> _DESCRIPTION OF THE TASK_: Keep the pictures out of the copy and repeat the records exactly.

> _EXTRACTED ENTRIES_:
○ ○ ○
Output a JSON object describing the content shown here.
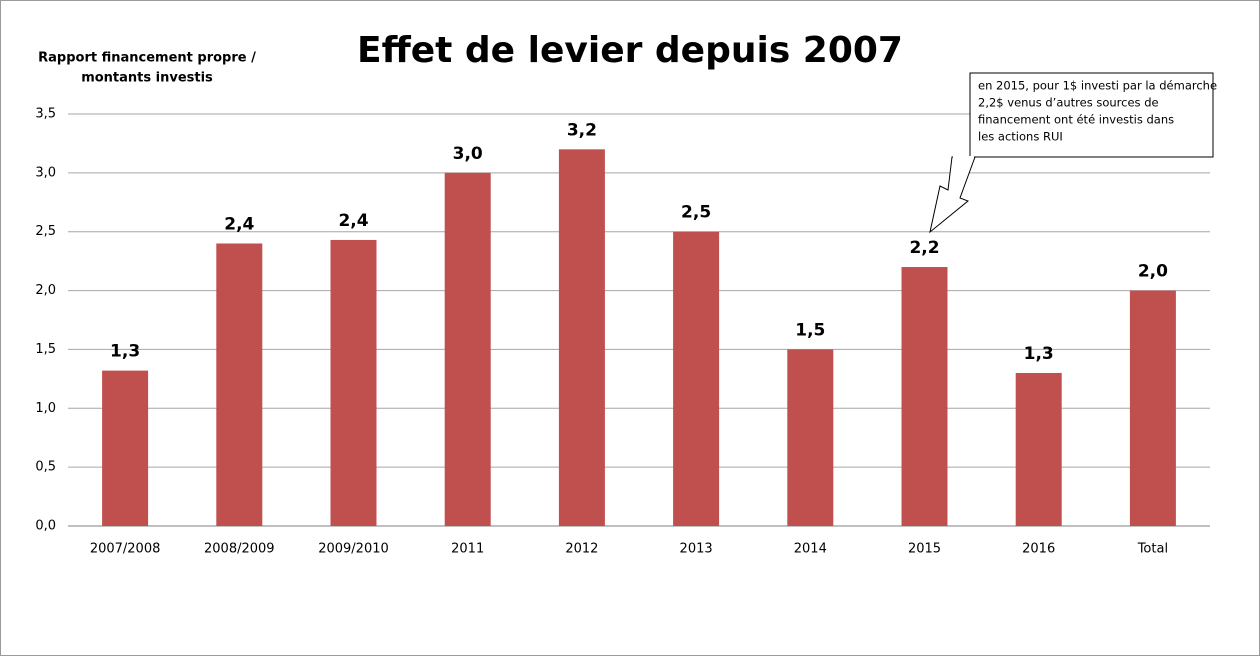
{
  "chart_data": {
    "type": "bar",
    "title": "Effet de levier depuis 2007",
    "ylabel": [
      "Rapport financement propre /",
      "montants investis"
    ],
    "annotation": [
      "en 2015, pour 1$ investi par la démarche",
      "2,2$ venus d’autres sources de",
      "financement ont été investis dans",
      "les actions RUI"
    ],
    "categories": [
      "2007/2008",
      "2008/2009",
      "2009/2010",
      "2011",
      "2012",
      "2013",
      "2014",
      "2015",
      "2016",
      "Total"
    ],
    "values": [
      1.32,
      2.4,
      2.43,
      3.0,
      3.2,
      2.5,
      1.5,
      2.2,
      1.3,
      2.0
    ],
    "value_labels": [
      "1,3",
      "2,4",
      "2,4",
      "3,0",
      "3,2",
      "2,5",
      "1,5",
      "2,2",
      "1,3",
      "2,0"
    ],
    "color": "#c0504d",
    "ylim": [
      0,
      3.5
    ],
    "yticks": [
      {
        "value": 0,
        "label": "0,0"
      },
      {
        "value": 0.5,
        "label": "0,5"
      },
      {
        "value": 1,
        "label": "1,0"
      },
      {
        "value": 1.5,
        "label": "1,5"
      },
      {
        "value": 2,
        "label": "2,0"
      },
      {
        "value": 2.5,
        "label": "2,5"
      },
      {
        "value": 3,
        "label": "3,0"
      },
      {
        "value": 3.5,
        "label": "3,5"
      }
    ],
    "grid": true
  }
}
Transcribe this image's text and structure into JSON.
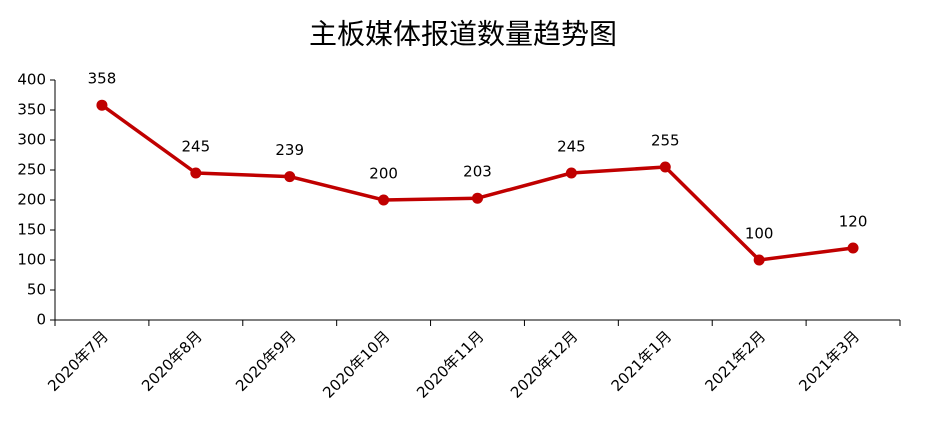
{
  "chart_data": {
    "type": "line",
    "title": "主板媒体报道数量趋势图",
    "categories": [
      "2020年7月",
      "2020年8月",
      "2020年9月",
      "2020年10月",
      "2020年11月",
      "2020年12月",
      "2021年1月",
      "2021年2月",
      "2021年3月"
    ],
    "values": [
      358,
      245,
      239,
      200,
      203,
      245,
      255,
      100,
      120
    ],
    "color": "#c00000",
    "ylim": [
      0,
      400
    ],
    "yticks": [
      0,
      50,
      100,
      150,
      200,
      250,
      300,
      350,
      400
    ],
    "grid": false
  }
}
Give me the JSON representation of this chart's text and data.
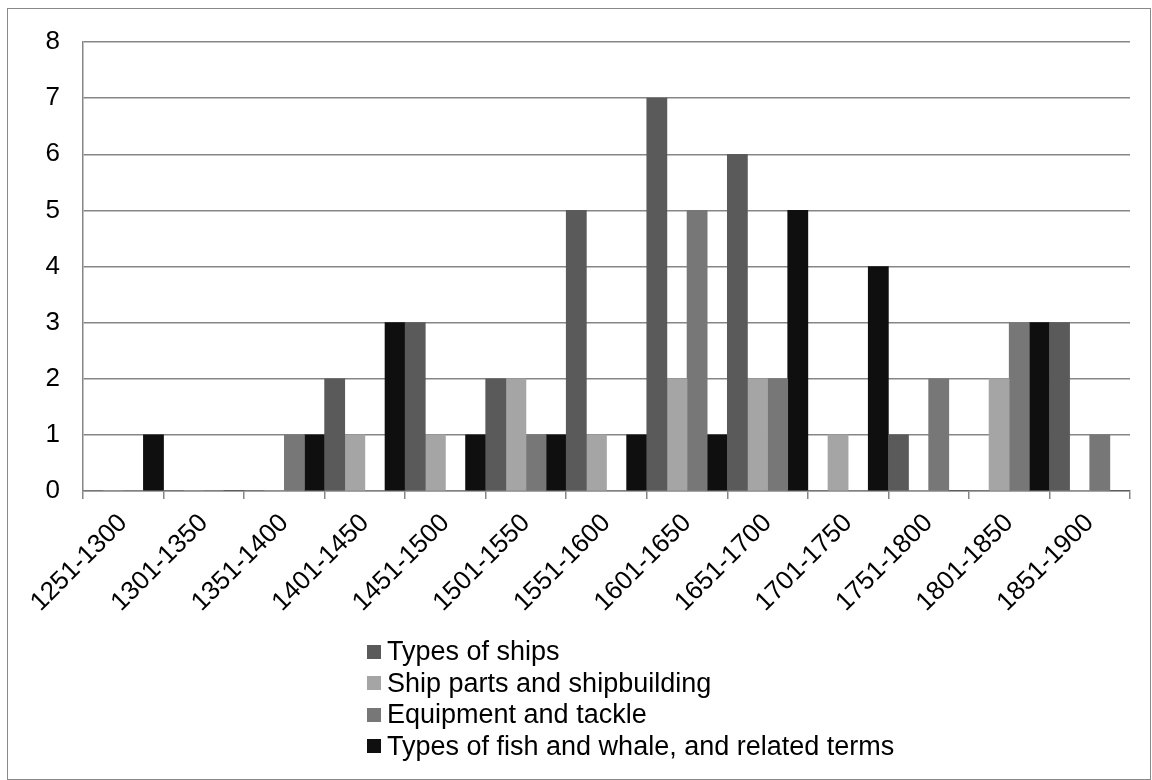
{
  "chart_data": {
    "type": "bar",
    "categories": [
      "1251-1300",
      "1301-1350",
      "1351-1400",
      "1401-1450",
      "1451-1500",
      "1501-1550",
      "1551-1600",
      "1601-1650",
      "1651-1700",
      "1701-1750",
      "1751-1800",
      "1801-1850",
      "1851-1900"
    ],
    "series": [
      {
        "name": "Types of ships",
        "color": "#5a5a5a",
        "values": [
          0,
          0,
          0,
          2,
          3,
          2,
          5,
          7,
          6,
          0,
          1,
          0,
          3
        ]
      },
      {
        "name": "Ship parts and shipbuilding",
        "color": "#a5a5a5",
        "values": [
          0,
          0,
          0,
          1,
          1,
          2,
          1,
          2,
          2,
          1,
          0,
          2,
          0
        ]
      },
      {
        "name": "Equipment and tackle",
        "color": "#777777",
        "values": [
          0,
          0,
          1,
          0,
          0,
          1,
          0,
          5,
          2,
          0,
          2,
          3,
          1
        ]
      },
      {
        "name": "Types of fish and whale, and related terms",
        "color": "#0f0f0f",
        "values": [
          1,
          0,
          1,
          3,
          1,
          1,
          1,
          1,
          5,
          4,
          0,
          3,
          0
        ]
      }
    ],
    "ylim": [
      0,
      8
    ],
    "yticks": [
      0,
      1,
      2,
      3,
      4,
      5,
      6,
      7,
      8
    ],
    "grid": "y",
    "legend": "bottom"
  }
}
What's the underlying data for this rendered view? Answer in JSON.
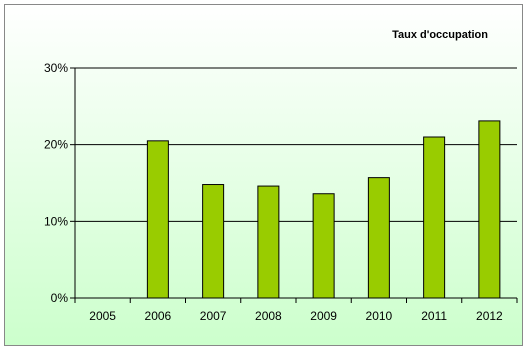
{
  "chart_data": {
    "type": "bar",
    "title": "Taux d'occupation",
    "categories": [
      "2005",
      "2006",
      "2007",
      "2008",
      "2009",
      "2010",
      "2011",
      "2012"
    ],
    "values": [
      0,
      0.205,
      0.148,
      0.146,
      0.136,
      0.157,
      0.21,
      0.231
    ],
    "ylim": [
      0,
      0.3
    ],
    "yticks": [
      0,
      0.1,
      0.2,
      0.3
    ],
    "ytick_labels": [
      "0%",
      "10%",
      "20%",
      "30%"
    ],
    "xlabel": "",
    "ylabel": "",
    "grid": true,
    "legend": "none"
  },
  "colors": {
    "bar_fill": "#99cc00",
    "bar_stroke": "#000000",
    "background_top": "#ffffff",
    "background_bottom": "#ccffcc",
    "gridline": "#000000"
  }
}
○ ○ ○
> _COMPLETED TASK_:
Output a JSON object describing the content shown here.
{
  "chart_data": {
    "type": "bar",
    "title": "Effet de levier depuis 2007",
    "ylabel": [
      "Rapport financement propre /",
      "montants investis"
    ],
    "annotation": [
      "en 2015, pour 1$ investi par la démarche",
      "2,2$ venus d’autres sources de",
      "financement ont été investis dans",
      "les actions RUI"
    ],
    "categories": [
      "2007/2008",
      "2008/2009",
      "2009/2010",
      "2011",
      "2012",
      "2013",
      "2014",
      "2015",
      "2016",
      "Total"
    ],
    "values": [
      1.32,
      2.4,
      2.43,
      3.0,
      3.2,
      2.5,
      1.5,
      2.2,
      1.3,
      2.0
    ],
    "value_labels": [
      "1,3",
      "2,4",
      "2,4",
      "3,0",
      "3,2",
      "2,5",
      "1,5",
      "2,2",
      "1,3",
      "2,0"
    ],
    "color": "#c0504d",
    "ylim": [
      0,
      3.5
    ],
    "yticks": [
      {
        "value": 0,
        "label": "0,0"
      },
      {
        "value": 0.5,
        "label": "0,5"
      },
      {
        "value": 1,
        "label": "1,0"
      },
      {
        "value": 1.5,
        "label": "1,5"
      },
      {
        "value": 2,
        "label": "2,0"
      },
      {
        "value": 2.5,
        "label": "2,5"
      },
      {
        "value": 3,
        "label": "3,0"
      },
      {
        "value": 3.5,
        "label": "3,5"
      }
    ],
    "grid": true
  }
}
Transcribe this image's text and structure into JSON.
{
  "chart_data": {
    "type": "line",
    "title": "主板媒体报道数量趋势图",
    "categories": [
      "2020年7月",
      "2020年8月",
      "2020年9月",
      "2020年10月",
      "2020年11月",
      "2020年12月",
      "2021年1月",
      "2021年2月",
      "2021年3月"
    ],
    "values": [
      358,
      245,
      239,
      200,
      203,
      245,
      255,
      100,
      120
    ],
    "color": "#c00000",
    "ylim": [
      0,
      400
    ],
    "yticks": [
      0,
      50,
      100,
      150,
      200,
      250,
      300,
      350,
      400
    ],
    "grid": false
  }
}
Give me the JSON representation of this chart's text and data.
{
  "chart_data": {
    "type": "bar",
    "categories": [
      "1251-1300",
      "1301-1350",
      "1351-1400",
      "1401-1450",
      "1451-1500",
      "1501-1550",
      "1551-1600",
      "1601-1650",
      "1651-1700",
      "1701-1750",
      "1751-1800",
      "1801-1850",
      "1851-1900"
    ],
    "series": [
      {
        "name": "Types of ships",
        "color": "#5a5a5a",
        "values": [
          0,
          0,
          0,
          2,
          3,
          2,
          5,
          7,
          6,
          0,
          1,
          0,
          3
        ]
      },
      {
        "name": "Ship parts and shipbuilding",
        "color": "#a5a5a5",
        "values": [
          0,
          0,
          0,
          1,
          1,
          2,
          1,
          2,
          2,
          1,
          0,
          2,
          0
        ]
      },
      {
        "name": "Equipment and tackle",
        "color": "#777777",
        "values": [
          0,
          0,
          1,
          0,
          0,
          1,
          0,
          5,
          2,
          0,
          2,
          3,
          1
        ]
      },
      {
        "name": "Types of fish and whale, and related terms",
        "color": "#0f0f0f",
        "values": [
          1,
          0,
          1,
          3,
          1,
          1,
          1,
          1,
          5,
          4,
          0,
          3,
          0
        ]
      }
    ],
    "ylim": [
      0,
      8
    ],
    "yticks": [
      0,
      1,
      2,
      3,
      4,
      5,
      6,
      7,
      8
    ],
    "grid": "y",
    "legend": "bottom"
  }
}
What's the underlying data for this rendered view? Answer in JSON.
{
  "chart_data": {
    "type": "bar",
    "title": "Taux d'occupation",
    "categories": [
      "2005",
      "2006",
      "2007",
      "2008",
      "2009",
      "2010",
      "2011",
      "2012"
    ],
    "values": [
      0,
      0.205,
      0.148,
      0.146,
      0.136,
      0.157,
      0.21,
      0.231
    ],
    "ylim": [
      0,
      0.3
    ],
    "yticks": [
      0,
      0.1,
      0.2,
      0.3
    ],
    "ytick_labels": [
      "0%",
      "10%",
      "20%",
      "30%"
    ],
    "xlabel": "",
    "ylabel": "",
    "grid": true,
    "legend": "none"
  },
  "colors": {
    "bar_fill": "#99cc00",
    "bar_stroke": "#000000",
    "background_top": "#ffffff",
    "background_bottom": "#ccffcc",
    "gridline": "#000000"
  }
}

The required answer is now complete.